** The problem **
All of the lines below are to be transcribed faithfully, with pictures excluded from the copy.

--- BEGIN Record extracts ---

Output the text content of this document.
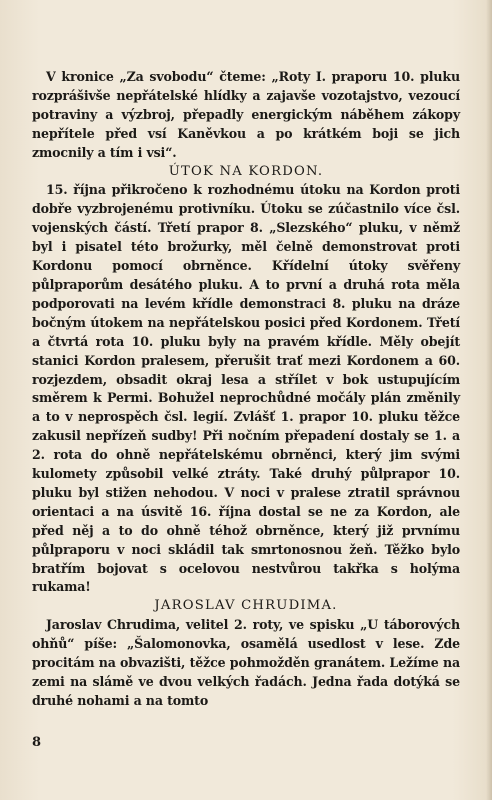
V kronice „Za svobodu“ čteme: „Roty I. praporu 10. pluku rozprášivše nepřátelské hlídky a zajavše vozotajstvo, vezoucí potraviny a výzbroj, přepadly energickým náběhem zákopy nepřítele před vsí Kaněvkou a po krátkém boji se jich zmocnily a tím i vsi“.

ÚTOK NA KORDON.

15. října přikročeno k rozhodnému útoku na Kordon proti dobře vyzbrojenému protivníku. Útoku se zúčastnilo více čsl. vojenských částí. Třetí prapor 8. „Slezského“ pluku, v němž byl i pisatel této brožurky, měl čelně demonstrovat proti Kordonu pomocí obrněnce. Křídelní útoky svěřeny půlpraporům desátého pluku. A to první a druhá rota měla podporovati na levém křídle demonstraci 8. pluku na dráze bočným útokem na nepřátelskou posici před Kordonem. Třetí a čtvrtá rota 10. pluku byly na pravém křídle. Měly obejít stanici Kordon pralesem, přerušit trať mezi Kordonem a 60. rozjezdem, obsadit okraj lesa a střílet v bok ustupujícím směrem k Permi. Bohužel neprochůdné močály plán změnily a to v neprospěch čsl. legií. Zvlášť 1. prapor 10. pluku těžce zakusil nepřízeň sudby! Při nočním přepadení dostaly se 1. a 2. rota do ohně nepřátelskému obrněnci, který jim svými kulomety způsobil velké ztráty. Také druhý půlprapor 10. pluku byl stižen nehodou. V noci v pralese ztratil správnou orientaci a na úsvitě 16. října dostal se ne za Kordon, ale před něj a to do ohně téhož obrněnce, který již prvnímu půlpraporu v noci skládil tak smrtonosnou žeň. Těžko bylo bratřím bojovat s ocelovou nestvůrou takřka s holýma rukama!

JAROSLAV CHRUDIMA.

Jaroslav Chrudima, velitel 2. roty, ve spisku „U táborových ohňů“ píše: „Šalomonovka, osamělá usedlost v lese. Zde procitám na obvazišti, těžce pohmožděn granátem. Ležíme na zemi na slámě ve dvou velkých řadách. Jedna řada dotýká se druhé nohami a na tomto

8
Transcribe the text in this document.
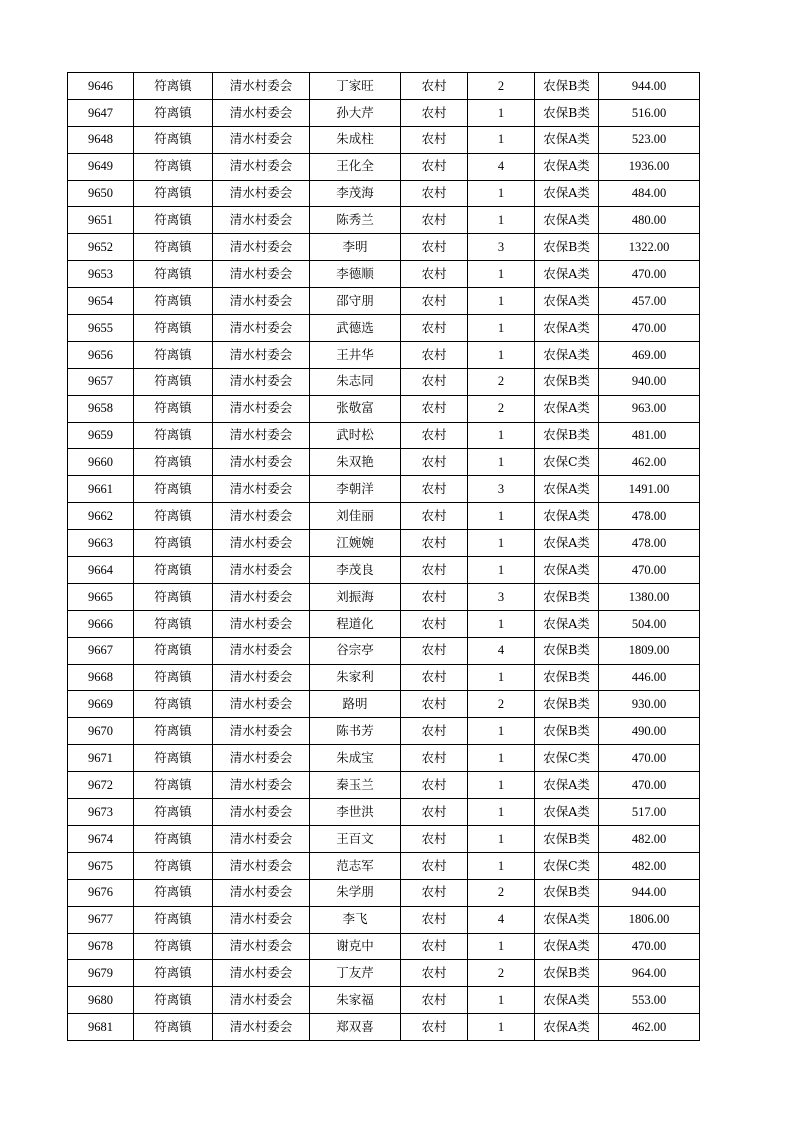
9646	符离镇	清水村委会	丁家旺	农村	2	农保B类	944.00
9647	符离镇	清水村委会	孙大芹	农村	1	农保B类	516.00
9648	符离镇	清水村委会	朱成柱	农村	1	农保A类	523.00
9649	符离镇	清水村委会	王化全	农村	4	农保A类	1936.00
9650	符离镇	清水村委会	李茂海	农村	1	农保A类	484.00
9651	符离镇	清水村委会	陈秀兰	农村	1	农保A类	480.00
9652	符离镇	清水村委会	李明	农村	3	农保B类	1322.00
9653	符离镇	清水村委会	李德顺	农村	1	农保A类	470.00
9654	符离镇	清水村委会	邵守朋	农村	1	农保A类	457.00
9655	符离镇	清水村委会	武德选	农村	1	农保A类	470.00
9656	符离镇	清水村委会	王井华	农村	1	农保A类	469.00
9657	符离镇	清水村委会	朱志同	农村	2	农保B类	940.00
9658	符离镇	清水村委会	张敬富	农村	2	农保A类	963.00
9659	符离镇	清水村委会	武时松	农村	1	农保B类	481.00
9660	符离镇	清水村委会	朱双艳	农村	1	农保C类	462.00
9661	符离镇	清水村委会	李朝洋	农村	3	农保A类	1491.00
9662	符离镇	清水村委会	刘佳丽	农村	1	农保A类	478.00
9663	符离镇	清水村委会	江婉婉	农村	1	农保A类	478.00
9664	符离镇	清水村委会	李茂良	农村	1	农保A类	470.00
9665	符离镇	清水村委会	刘振海	农村	3	农保B类	1380.00
9666	符离镇	清水村委会	程道化	农村	1	农保A类	504.00
9667	符离镇	清水村委会	谷宗亭	农村	4	农保B类	1809.00
9668	符离镇	清水村委会	朱家利	农村	1	农保B类	446.00
9669	符离镇	清水村委会	路明	农村	2	农保B类	930.00
9670	符离镇	清水村委会	陈书芳	农村	1	农保B类	490.00
9671	符离镇	清水村委会	朱成宝	农村	1	农保C类	470.00
9672	符离镇	清水村委会	秦玉兰	农村	1	农保A类	470.00
9673	符离镇	清水村委会	李世洪	农村	1	农保A类	517.00
9674	符离镇	清水村委会	王百文	农村	1	农保B类	482.00
9675	符离镇	清水村委会	范志军	农村	1	农保C类	482.00
9676	符离镇	清水村委会	朱学朋	农村	2	农保B类	944.00
9677	符离镇	清水村委会	李飞	农村	4	农保A类	1806.00
9678	符离镇	清水村委会	谢克中	农村	1	农保A类	470.00
9679	符离镇	清水村委会	丁友芹	农村	2	农保B类	964.00
9680	符离镇	清水村委会	朱家福	农村	1	农保A类	553.00
9681	符离镇	清水村委会	郑双喜	农村	1	农保A类	462.00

--- END Record extracts ---

** Result of this task **
Output the text content of this document.
V kronice „Za svobodu“ čteme: „Roty I. praporu 10. pluku rozprášivše nepřátelské hlídky a zajavše vozotajstvo, vezoucí potraviny a výzbroj, přepadly energickým náběhem zákopy nepřítele před vsí Kaněvkou a po krátkém boji se jich zmocnily a tím i vsi“.

ÚTOK NA KORDON.

15. října přikročeno k rozhodnému útoku na Kordon proti dobře vyzbrojenému protivníku. Útoku se zúčastnilo více čsl. vojenských částí. Třetí prapor 8. „Slezského“ pluku, v němž byl i pisatel této brožurky, měl čelně demonstrovat proti Kordonu pomocí obrněnce. Křídelní útoky svěřeny půlpraporům desátého pluku. A to první a druhá rota měla podporovati na levém křídle demonstraci 8. pluku na dráze bočným útokem na nepřátelskou posici před Kordonem. Třetí a čtvrtá rota 10. pluku byly na pravém křídle. Měly obejít stanici Kordon pralesem, přerušit trať mezi Kordonem a 60. rozjezdem, obsadit okraj lesa a střílet v bok ustupujícím směrem k Permi. Bohužel neprochůdné močály plán změnily a to v neprospěch čsl. legií. Zvlášť 1. prapor 10. pluku těžce zakusil nepřízeň sudby! Při nočním přepadení dostaly se 1. a 2. rota do ohně nepřátelskému obrněnci, který jim svými kulomety způsobil velké ztráty. Také druhý půlprapor 10. pluku byl stižen nehodou. V noci v pralese ztratil správnou orientaci a na úsvitě 16. října dostal se ne za Kordon, ale před něj a to do ohně téhož obrněnce, který již prvnímu půlpraporu v noci skládil tak smrtonosnou žeň. Těžko bylo bratřím bojovat s ocelovou nestvůrou takřka s holýma rukama!

JAROSLAV CHRUDIMA.

Jaroslav Chrudima, velitel 2. roty, ve spisku „U táborových ohňů“ píše: „Šalomonovka, osamělá usedlost v lese. Zde procitám na obvazišti, těžce pohmožděn granátem. Ležíme na zemi na slámě ve dvou velkých řadách. Jedna řada dotýká se druhé nohami a na tomto

8
Transcribe the text in this document.
9646	符离镇	清水村委会	丁家旺	农村	2	农保B类	944.00
9647	符离镇	清水村委会	孙大芹	农村	1	农保B类	516.00
9648	符离镇	清水村委会	朱成柱	农村	1	农保A类	523.00
9649	符离镇	清水村委会	王化全	农村	4	农保A类	1936.00
9650	符离镇	清水村委会	李茂海	农村	1	农保A类	484.00
9651	符离镇	清水村委会	陈秀兰	农村	1	农保A类	480.00
9652	符离镇	清水村委会	李明	农村	3	农保B类	1322.00
9653	符离镇	清水村委会	李德顺	农村	1	农保A类	470.00
9654	符离镇	清水村委会	邵守朋	农村	1	农保A类	457.00
9655	符离镇	清水村委会	武德选	农村	1	农保A类	470.00
9656	符离镇	清水村委会	王井华	农村	1	农保A类	469.00
9657	符离镇	清水村委会	朱志同	农村	2	农保B类	940.00
9658	符离镇	清水村委会	张敬富	农村	2	农保A类	963.00
9659	符离镇	清水村委会	武时松	农村	1	农保B类	481.00
9660	符离镇	清水村委会	朱双艳	农村	1	农保C类	462.00
9661	符离镇	清水村委会	李朝洋	农村	3	农保A类	1491.00
9662	符离镇	清水村委会	刘佳丽	农村	1	农保A类	478.00
9663	符离镇	清水村委会	江婉婉	农村	1	农保A类	478.00
9664	符离镇	清水村委会	李茂良	农村	1	农保A类	470.00
9665	符离镇	清水村委会	刘振海	农村	3	农保B类	1380.00
9666	符离镇	清水村委会	程道化	农村	1	农保A类	504.00
9667	符离镇	清水村委会	谷宗亭	农村	4	农保B类	1809.00
9668	符离镇	清水村委会	朱家利	农村	1	农保B类	446.00
9669	符离镇	清水村委会	路明	农村	2	农保B类	930.00
9670	符离镇	清水村委会	陈书芳	农村	1	农保B类	490.00
9671	符离镇	清水村委会	朱成宝	农村	1	农保C类	470.00
9672	符离镇	清水村委会	秦玉兰	农村	1	农保A类	470.00
9673	符离镇	清水村委会	李世洪	农村	1	农保A类	517.00
9674	符离镇	清水村委会	王百文	农村	1	农保B类	482.00
9675	符离镇	清水村委会	范志军	农村	1	农保C类	482.00
9676	符离镇	清水村委会	朱学朋	农村	2	农保B类	944.00
9677	符离镇	清水村委会	李飞	农村	4	农保A类	1806.00
9678	符离镇	清水村委会	谢克中	农村	1	农保A类	470.00
9679	符离镇	清水村委会	丁友芹	农村	2	农保B类	964.00
9680	符离镇	清水村委会	朱家福	农村	1	农保A类	553.00
9681	符离镇	清水村委会	郑双喜	农村	1	农保A类	462.00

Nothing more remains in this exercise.